WHAT IS EXPECTED. Will you transcribe all the entries word for word, skipping the pictures they hold?

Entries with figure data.
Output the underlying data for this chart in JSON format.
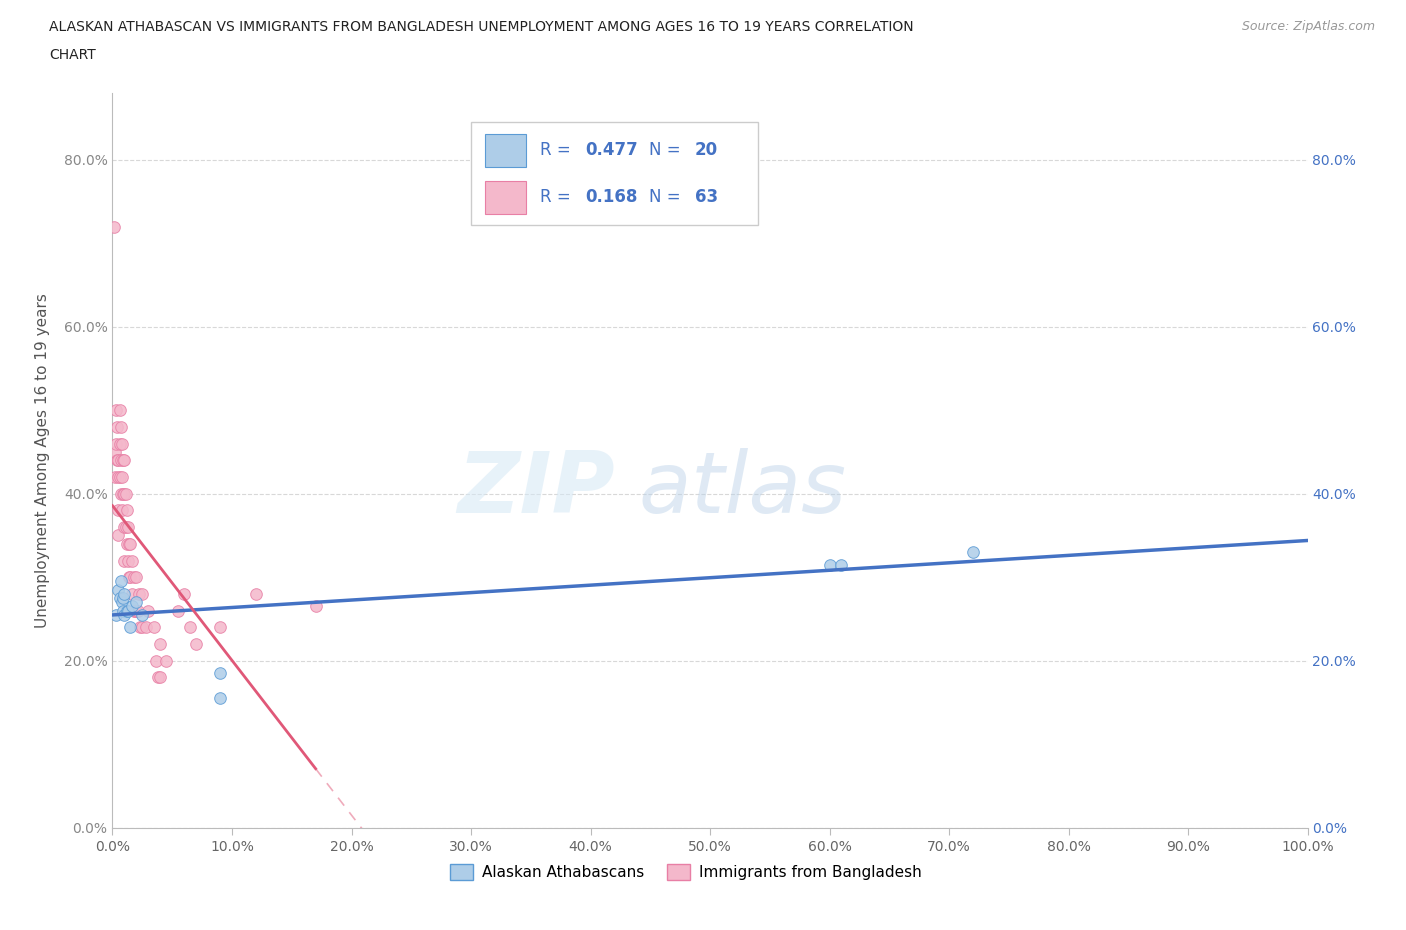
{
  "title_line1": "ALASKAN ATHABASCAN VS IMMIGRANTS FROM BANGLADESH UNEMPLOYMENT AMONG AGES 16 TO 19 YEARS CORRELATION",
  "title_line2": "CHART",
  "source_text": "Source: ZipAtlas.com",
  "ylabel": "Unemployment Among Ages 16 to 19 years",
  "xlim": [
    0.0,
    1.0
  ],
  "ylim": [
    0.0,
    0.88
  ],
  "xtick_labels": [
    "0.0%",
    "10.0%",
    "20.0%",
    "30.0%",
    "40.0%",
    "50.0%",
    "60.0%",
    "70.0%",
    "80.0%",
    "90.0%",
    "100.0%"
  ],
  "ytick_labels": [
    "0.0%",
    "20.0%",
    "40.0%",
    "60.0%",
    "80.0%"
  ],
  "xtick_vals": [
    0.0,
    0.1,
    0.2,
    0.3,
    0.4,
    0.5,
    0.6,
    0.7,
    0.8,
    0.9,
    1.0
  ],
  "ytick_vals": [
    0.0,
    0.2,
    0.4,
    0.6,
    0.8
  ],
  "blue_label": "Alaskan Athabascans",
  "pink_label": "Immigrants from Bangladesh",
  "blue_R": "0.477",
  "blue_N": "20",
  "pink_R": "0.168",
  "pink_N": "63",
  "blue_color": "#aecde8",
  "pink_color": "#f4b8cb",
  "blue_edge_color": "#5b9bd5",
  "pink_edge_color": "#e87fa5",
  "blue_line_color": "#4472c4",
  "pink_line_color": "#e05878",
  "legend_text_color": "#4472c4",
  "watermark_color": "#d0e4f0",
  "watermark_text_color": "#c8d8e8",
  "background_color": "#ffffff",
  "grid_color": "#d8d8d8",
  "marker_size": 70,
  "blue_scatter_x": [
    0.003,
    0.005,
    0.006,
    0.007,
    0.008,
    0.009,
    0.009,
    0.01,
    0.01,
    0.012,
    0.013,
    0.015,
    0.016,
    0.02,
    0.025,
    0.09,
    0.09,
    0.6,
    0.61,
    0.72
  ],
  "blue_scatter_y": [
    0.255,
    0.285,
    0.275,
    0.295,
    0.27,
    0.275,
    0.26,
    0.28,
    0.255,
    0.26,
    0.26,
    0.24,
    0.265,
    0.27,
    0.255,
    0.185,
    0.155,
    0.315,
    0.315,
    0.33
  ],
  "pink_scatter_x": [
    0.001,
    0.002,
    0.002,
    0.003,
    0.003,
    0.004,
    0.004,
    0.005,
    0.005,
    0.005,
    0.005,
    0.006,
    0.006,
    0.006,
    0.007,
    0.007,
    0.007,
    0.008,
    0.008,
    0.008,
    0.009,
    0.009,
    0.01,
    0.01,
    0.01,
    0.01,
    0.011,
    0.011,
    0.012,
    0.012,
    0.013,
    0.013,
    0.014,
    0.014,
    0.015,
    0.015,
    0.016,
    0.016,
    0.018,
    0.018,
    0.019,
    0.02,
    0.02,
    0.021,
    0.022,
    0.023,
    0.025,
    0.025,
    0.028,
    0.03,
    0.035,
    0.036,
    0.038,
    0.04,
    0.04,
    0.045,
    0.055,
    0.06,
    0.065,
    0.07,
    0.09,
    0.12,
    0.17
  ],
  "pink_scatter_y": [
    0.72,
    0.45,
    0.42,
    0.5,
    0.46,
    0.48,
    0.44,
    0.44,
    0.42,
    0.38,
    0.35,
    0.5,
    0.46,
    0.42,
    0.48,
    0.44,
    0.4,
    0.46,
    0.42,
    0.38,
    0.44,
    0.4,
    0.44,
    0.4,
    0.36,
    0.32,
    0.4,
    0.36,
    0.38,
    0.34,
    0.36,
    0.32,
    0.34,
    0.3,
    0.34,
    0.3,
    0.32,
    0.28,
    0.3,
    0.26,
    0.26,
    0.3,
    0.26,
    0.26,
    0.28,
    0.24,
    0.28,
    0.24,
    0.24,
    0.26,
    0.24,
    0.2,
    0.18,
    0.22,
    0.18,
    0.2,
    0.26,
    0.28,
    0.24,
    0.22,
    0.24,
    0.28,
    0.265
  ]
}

REPLY.
Output the underlying data for this chart in JSON format.
{
  "title_line1": "ALASKAN ATHABASCAN VS IMMIGRANTS FROM BANGLADESH UNEMPLOYMENT AMONG AGES 16 TO 19 YEARS CORRELATION",
  "title_line2": "CHART",
  "source_text": "Source: ZipAtlas.com",
  "ylabel": "Unemployment Among Ages 16 to 19 years",
  "xlim": [
    0.0,
    1.0
  ],
  "ylim": [
    0.0,
    0.88
  ],
  "xtick_labels": [
    "0.0%",
    "10.0%",
    "20.0%",
    "30.0%",
    "40.0%",
    "50.0%",
    "60.0%",
    "70.0%",
    "80.0%",
    "90.0%",
    "100.0%"
  ],
  "ytick_labels": [
    "0.0%",
    "20.0%",
    "40.0%",
    "60.0%",
    "80.0%"
  ],
  "xtick_vals": [
    0.0,
    0.1,
    0.2,
    0.3,
    0.4,
    0.5,
    0.6,
    0.7,
    0.8,
    0.9,
    1.0
  ],
  "ytick_vals": [
    0.0,
    0.2,
    0.4,
    0.6,
    0.8
  ],
  "blue_label": "Alaskan Athabascans",
  "pink_label": "Immigrants from Bangladesh",
  "blue_R": "0.477",
  "blue_N": "20",
  "pink_R": "0.168",
  "pink_N": "63",
  "blue_color": "#aecde8",
  "pink_color": "#f4b8cb",
  "blue_edge_color": "#5b9bd5",
  "pink_edge_color": "#e87fa5",
  "blue_line_color": "#4472c4",
  "pink_line_color": "#e05878",
  "legend_text_color": "#4472c4",
  "watermark_color": "#d0e4f0",
  "watermark_text_color": "#c8d8e8",
  "background_color": "#ffffff",
  "grid_color": "#d8d8d8",
  "marker_size": 70,
  "blue_scatter_x": [
    0.003,
    0.005,
    0.006,
    0.007,
    0.008,
    0.009,
    0.009,
    0.01,
    0.01,
    0.012,
    0.013,
    0.015,
    0.016,
    0.02,
    0.025,
    0.09,
    0.09,
    0.6,
    0.61,
    0.72
  ],
  "blue_scatter_y": [
    0.255,
    0.285,
    0.275,
    0.295,
    0.27,
    0.275,
    0.26,
    0.28,
    0.255,
    0.26,
    0.26,
    0.24,
    0.265,
    0.27,
    0.255,
    0.185,
    0.155,
    0.315,
    0.315,
    0.33
  ],
  "pink_scatter_x": [
    0.001,
    0.002,
    0.002,
    0.003,
    0.003,
    0.004,
    0.004,
    0.005,
    0.005,
    0.005,
    0.005,
    0.006,
    0.006,
    0.006,
    0.007,
    0.007,
    0.007,
    0.008,
    0.008,
    0.008,
    0.009,
    0.009,
    0.01,
    0.01,
    0.01,
    0.01,
    0.011,
    0.011,
    0.012,
    0.012,
    0.013,
    0.013,
    0.014,
    0.014,
    0.015,
    0.015,
    0.016,
    0.016,
    0.018,
    0.018,
    0.019,
    0.02,
    0.02,
    0.021,
    0.022,
    0.023,
    0.025,
    0.025,
    0.028,
    0.03,
    0.035,
    0.036,
    0.038,
    0.04,
    0.04,
    0.045,
    0.055,
    0.06,
    0.065,
    0.07,
    0.09,
    0.12,
    0.17
  ],
  "pink_scatter_y": [
    0.72,
    0.45,
    0.42,
    0.5,
    0.46,
    0.48,
    0.44,
    0.44,
    0.42,
    0.38,
    0.35,
    0.5,
    0.46,
    0.42,
    0.48,
    0.44,
    0.4,
    0.46,
    0.42,
    0.38,
    0.44,
    0.4,
    0.44,
    0.4,
    0.36,
    0.32,
    0.4,
    0.36,
    0.38,
    0.34,
    0.36,
    0.32,
    0.34,
    0.3,
    0.34,
    0.3,
    0.32,
    0.28,
    0.3,
    0.26,
    0.26,
    0.3,
    0.26,
    0.26,
    0.28,
    0.24,
    0.28,
    0.24,
    0.24,
    0.26,
    0.24,
    0.2,
    0.18,
    0.22,
    0.18,
    0.2,
    0.26,
    0.28,
    0.24,
    0.22,
    0.24,
    0.28,
    0.265
  ]
}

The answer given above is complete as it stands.